(Dataset excerpt)

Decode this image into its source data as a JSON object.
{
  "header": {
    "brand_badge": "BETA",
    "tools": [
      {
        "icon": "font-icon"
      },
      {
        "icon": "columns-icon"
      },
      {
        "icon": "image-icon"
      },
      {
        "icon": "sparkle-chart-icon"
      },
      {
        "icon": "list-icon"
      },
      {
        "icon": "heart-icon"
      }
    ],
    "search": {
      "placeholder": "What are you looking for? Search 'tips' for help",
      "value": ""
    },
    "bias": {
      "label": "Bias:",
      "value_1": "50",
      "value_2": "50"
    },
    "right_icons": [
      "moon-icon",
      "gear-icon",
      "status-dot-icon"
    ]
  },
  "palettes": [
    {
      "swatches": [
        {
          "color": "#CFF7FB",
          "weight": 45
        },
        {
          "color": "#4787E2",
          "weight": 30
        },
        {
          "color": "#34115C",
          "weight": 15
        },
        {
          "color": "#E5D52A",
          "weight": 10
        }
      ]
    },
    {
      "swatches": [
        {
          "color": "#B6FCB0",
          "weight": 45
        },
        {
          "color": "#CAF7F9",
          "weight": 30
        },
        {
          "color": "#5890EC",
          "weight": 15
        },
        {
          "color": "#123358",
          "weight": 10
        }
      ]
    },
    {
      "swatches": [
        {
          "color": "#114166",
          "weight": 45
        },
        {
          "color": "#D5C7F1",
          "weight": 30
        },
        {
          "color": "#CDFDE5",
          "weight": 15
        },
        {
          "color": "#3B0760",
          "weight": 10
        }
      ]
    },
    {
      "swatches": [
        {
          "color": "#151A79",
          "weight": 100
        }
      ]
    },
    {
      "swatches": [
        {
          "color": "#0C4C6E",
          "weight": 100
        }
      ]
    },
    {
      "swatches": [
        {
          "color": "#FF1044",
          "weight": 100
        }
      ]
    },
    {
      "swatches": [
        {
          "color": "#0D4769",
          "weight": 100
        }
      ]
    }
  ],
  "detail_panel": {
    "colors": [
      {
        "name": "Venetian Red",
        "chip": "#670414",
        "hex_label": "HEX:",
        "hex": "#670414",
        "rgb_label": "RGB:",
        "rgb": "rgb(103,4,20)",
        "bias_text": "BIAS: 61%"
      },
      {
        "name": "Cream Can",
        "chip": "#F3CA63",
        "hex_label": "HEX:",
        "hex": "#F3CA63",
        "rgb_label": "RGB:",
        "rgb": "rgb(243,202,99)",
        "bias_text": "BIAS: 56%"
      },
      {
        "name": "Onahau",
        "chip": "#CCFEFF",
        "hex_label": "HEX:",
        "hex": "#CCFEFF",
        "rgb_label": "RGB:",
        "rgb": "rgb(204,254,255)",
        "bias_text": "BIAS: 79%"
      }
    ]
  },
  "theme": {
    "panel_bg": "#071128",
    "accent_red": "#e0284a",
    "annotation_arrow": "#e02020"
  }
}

Exercise directions ->
Extract all lines from the data in which "image" is found.

Response to this exercise ->
Decode this image into its source data as a JSON object.
        "icon": "image-icon"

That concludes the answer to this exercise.